*Aim*. Report each line of the data that includes the word "Coke".

*Exercise data*.
....

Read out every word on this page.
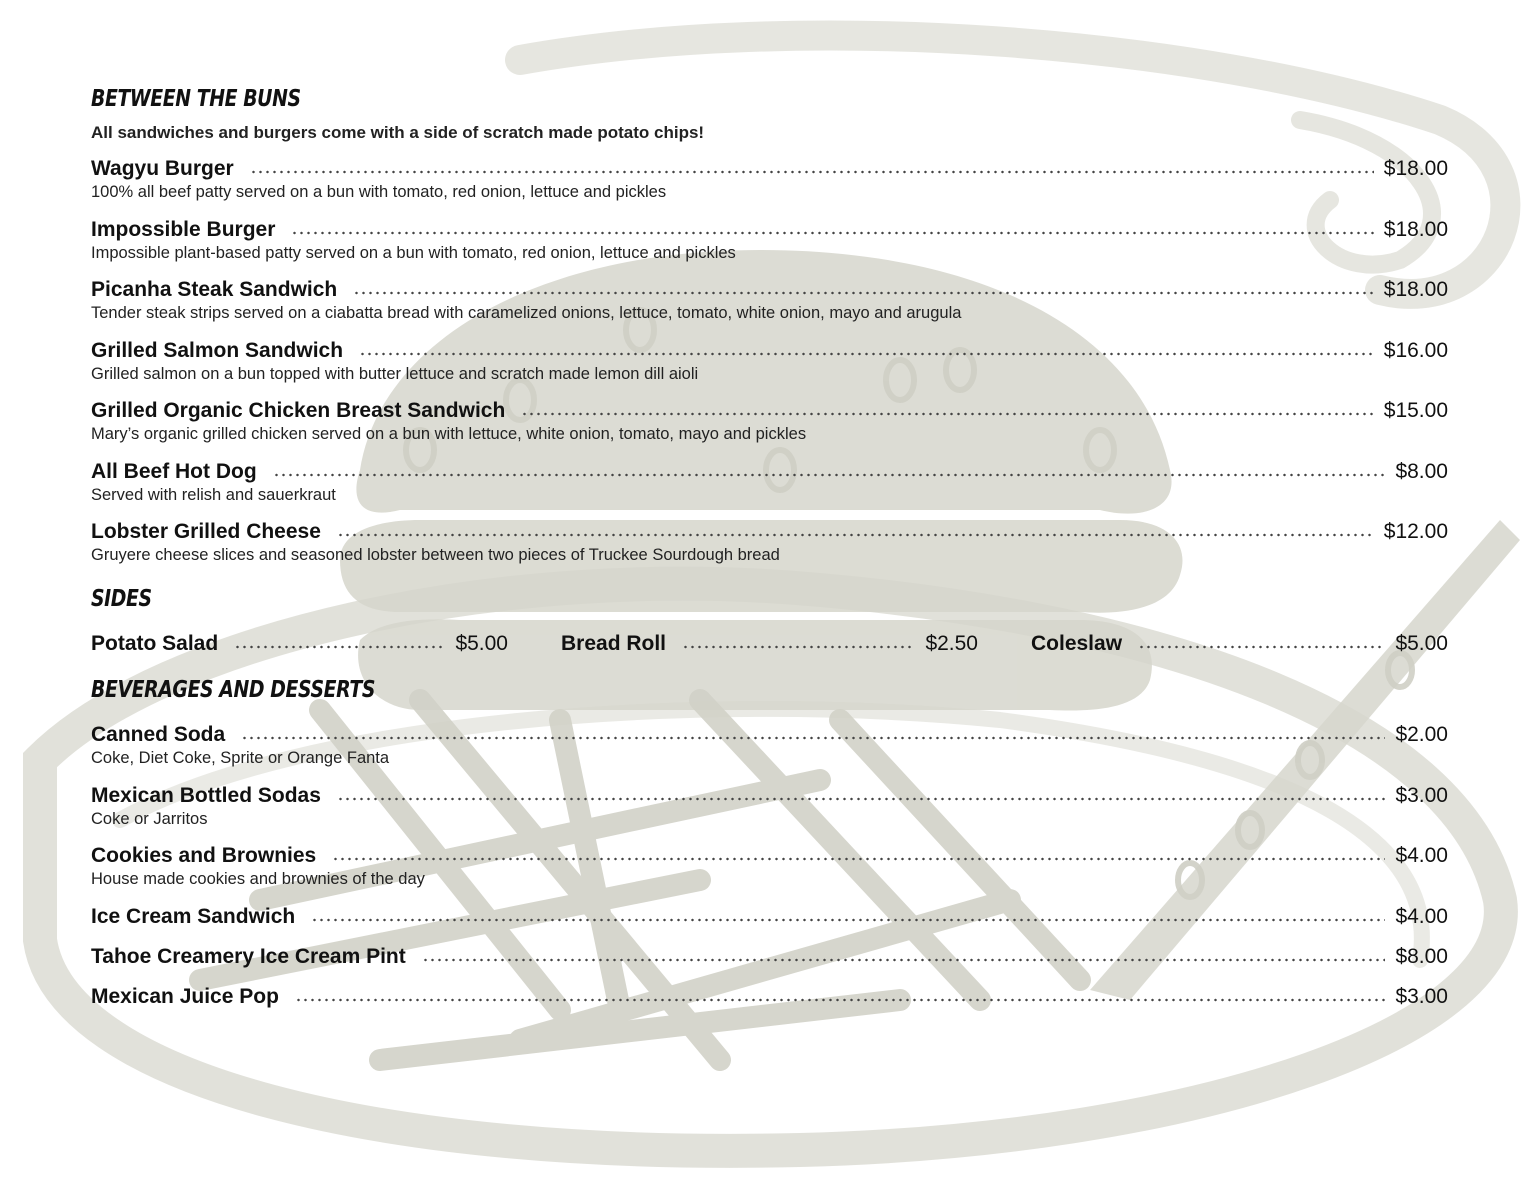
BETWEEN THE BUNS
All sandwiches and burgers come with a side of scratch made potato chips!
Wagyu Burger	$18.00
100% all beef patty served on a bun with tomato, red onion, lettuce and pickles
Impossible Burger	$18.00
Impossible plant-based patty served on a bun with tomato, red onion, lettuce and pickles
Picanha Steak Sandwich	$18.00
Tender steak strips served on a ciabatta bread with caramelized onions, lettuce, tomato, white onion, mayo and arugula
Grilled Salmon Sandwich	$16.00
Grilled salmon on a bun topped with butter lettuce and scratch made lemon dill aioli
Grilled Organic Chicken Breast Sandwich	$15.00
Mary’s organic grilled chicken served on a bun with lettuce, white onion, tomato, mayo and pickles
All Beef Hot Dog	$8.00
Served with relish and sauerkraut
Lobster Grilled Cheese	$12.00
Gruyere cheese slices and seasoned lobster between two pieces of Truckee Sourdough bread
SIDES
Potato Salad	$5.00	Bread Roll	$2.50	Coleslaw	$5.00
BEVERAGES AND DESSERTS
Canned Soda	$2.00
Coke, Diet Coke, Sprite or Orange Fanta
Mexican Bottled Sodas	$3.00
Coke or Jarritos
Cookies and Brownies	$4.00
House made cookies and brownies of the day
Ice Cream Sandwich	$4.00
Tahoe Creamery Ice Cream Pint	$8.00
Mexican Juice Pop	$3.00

....

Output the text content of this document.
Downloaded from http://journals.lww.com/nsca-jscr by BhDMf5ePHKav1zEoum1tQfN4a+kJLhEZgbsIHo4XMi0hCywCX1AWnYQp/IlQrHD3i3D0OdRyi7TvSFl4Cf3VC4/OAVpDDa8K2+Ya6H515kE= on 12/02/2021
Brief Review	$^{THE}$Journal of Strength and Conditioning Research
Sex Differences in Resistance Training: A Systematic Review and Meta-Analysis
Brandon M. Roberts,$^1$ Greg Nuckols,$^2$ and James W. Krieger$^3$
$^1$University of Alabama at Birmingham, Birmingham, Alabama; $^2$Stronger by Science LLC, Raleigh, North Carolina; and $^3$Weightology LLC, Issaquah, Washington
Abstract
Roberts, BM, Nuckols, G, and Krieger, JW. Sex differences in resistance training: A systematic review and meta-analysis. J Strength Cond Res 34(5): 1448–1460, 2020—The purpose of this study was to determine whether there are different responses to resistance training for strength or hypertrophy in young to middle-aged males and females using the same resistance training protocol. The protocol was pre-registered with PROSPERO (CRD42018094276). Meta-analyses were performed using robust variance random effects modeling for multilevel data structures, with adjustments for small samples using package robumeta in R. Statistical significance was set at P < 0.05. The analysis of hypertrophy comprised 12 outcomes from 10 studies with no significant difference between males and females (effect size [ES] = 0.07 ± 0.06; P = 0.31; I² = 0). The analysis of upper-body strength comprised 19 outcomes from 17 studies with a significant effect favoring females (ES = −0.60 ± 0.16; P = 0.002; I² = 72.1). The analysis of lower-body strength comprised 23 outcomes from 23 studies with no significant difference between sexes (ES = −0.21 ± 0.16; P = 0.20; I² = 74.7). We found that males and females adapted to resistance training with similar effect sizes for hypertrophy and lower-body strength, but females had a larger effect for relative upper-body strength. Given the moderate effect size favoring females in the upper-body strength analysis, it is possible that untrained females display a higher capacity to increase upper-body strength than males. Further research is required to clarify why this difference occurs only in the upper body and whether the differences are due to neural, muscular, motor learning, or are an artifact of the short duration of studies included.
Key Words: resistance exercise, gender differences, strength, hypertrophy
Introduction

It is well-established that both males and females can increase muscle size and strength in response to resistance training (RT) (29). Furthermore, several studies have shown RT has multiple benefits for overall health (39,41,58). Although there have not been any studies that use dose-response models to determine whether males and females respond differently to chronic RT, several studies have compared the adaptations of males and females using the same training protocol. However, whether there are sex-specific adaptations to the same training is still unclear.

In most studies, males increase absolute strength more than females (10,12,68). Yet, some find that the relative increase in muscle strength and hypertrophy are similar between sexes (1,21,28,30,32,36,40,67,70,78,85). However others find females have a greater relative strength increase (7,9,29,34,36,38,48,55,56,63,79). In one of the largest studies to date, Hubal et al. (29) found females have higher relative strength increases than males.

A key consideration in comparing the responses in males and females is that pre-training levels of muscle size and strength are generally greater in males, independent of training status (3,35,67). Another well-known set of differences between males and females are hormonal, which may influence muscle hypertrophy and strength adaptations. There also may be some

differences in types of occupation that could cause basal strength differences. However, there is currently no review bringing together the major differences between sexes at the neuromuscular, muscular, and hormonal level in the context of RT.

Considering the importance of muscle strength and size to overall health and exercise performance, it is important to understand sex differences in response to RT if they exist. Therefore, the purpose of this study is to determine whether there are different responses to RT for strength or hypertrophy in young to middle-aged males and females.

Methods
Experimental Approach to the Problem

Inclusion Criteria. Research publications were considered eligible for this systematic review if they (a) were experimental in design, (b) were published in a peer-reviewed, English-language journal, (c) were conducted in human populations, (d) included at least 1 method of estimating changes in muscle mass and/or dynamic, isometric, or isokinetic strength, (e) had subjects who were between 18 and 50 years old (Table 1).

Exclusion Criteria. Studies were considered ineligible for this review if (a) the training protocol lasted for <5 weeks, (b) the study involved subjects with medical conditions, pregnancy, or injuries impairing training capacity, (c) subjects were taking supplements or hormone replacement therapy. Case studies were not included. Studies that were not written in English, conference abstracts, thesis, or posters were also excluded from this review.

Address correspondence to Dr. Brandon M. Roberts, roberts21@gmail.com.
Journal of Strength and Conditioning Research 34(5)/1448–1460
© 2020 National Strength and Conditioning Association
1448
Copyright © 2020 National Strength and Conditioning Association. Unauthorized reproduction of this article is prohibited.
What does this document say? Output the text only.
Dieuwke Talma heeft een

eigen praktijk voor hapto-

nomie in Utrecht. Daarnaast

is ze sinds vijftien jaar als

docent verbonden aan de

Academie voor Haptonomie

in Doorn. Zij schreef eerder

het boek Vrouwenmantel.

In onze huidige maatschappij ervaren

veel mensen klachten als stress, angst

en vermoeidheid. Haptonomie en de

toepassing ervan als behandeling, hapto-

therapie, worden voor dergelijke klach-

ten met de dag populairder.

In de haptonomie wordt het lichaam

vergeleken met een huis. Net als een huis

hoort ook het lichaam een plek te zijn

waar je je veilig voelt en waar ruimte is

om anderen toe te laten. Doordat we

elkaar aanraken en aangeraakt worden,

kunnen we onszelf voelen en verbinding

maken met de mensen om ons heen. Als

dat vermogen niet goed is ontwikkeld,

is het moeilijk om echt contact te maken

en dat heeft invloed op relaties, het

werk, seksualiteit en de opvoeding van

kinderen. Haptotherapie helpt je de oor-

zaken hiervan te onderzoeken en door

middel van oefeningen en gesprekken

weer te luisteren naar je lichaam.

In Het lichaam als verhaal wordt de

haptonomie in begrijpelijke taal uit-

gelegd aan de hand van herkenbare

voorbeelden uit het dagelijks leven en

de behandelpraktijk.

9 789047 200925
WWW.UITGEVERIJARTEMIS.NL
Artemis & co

....

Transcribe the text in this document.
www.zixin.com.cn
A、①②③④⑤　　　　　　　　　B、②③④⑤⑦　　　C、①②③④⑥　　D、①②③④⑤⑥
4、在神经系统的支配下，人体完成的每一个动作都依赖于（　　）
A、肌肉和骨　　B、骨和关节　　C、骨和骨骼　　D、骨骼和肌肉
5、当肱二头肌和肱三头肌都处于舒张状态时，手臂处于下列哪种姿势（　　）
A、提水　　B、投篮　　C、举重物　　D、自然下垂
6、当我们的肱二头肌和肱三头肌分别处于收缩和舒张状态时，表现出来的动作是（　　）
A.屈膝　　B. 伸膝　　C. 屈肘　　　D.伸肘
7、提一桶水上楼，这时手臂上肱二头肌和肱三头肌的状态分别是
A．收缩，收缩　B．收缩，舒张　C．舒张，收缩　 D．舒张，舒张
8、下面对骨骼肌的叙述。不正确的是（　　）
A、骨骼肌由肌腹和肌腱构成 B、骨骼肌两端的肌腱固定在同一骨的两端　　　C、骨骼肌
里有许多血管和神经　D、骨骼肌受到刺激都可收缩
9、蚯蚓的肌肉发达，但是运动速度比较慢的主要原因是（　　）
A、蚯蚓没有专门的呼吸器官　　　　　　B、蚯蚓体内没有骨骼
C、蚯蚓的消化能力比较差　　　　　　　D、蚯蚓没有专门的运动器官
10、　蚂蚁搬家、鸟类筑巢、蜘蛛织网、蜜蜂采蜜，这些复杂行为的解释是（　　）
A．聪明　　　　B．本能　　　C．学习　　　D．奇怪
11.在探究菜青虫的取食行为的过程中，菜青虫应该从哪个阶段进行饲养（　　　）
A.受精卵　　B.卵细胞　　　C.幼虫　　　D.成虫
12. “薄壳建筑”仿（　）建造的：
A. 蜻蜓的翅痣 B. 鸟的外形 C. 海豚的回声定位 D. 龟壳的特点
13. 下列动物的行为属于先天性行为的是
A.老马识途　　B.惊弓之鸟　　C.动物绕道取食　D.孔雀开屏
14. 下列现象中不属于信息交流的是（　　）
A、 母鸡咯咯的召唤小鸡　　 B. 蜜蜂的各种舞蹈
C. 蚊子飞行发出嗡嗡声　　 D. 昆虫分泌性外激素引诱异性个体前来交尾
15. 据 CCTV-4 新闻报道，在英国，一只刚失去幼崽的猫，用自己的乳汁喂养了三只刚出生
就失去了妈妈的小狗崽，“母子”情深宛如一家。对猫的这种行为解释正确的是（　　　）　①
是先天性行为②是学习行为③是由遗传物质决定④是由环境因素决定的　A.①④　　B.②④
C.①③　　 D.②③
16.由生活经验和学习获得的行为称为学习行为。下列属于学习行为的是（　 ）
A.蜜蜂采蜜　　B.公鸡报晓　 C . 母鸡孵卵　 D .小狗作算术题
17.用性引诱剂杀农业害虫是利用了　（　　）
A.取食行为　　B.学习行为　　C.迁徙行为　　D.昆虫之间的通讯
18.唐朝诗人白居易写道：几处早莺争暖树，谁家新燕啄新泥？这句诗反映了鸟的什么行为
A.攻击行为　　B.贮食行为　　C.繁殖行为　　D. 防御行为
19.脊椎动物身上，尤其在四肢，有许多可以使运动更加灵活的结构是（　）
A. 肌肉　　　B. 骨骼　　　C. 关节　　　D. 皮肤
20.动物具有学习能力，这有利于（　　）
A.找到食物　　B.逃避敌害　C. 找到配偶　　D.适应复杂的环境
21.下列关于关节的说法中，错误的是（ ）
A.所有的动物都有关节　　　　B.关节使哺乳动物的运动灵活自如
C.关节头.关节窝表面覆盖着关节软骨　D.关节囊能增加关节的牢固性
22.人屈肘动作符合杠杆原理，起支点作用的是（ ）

....

*Output for this task*.
Coke, Diet Coke, Sprite or Orange Fanta
Coke or Jarritos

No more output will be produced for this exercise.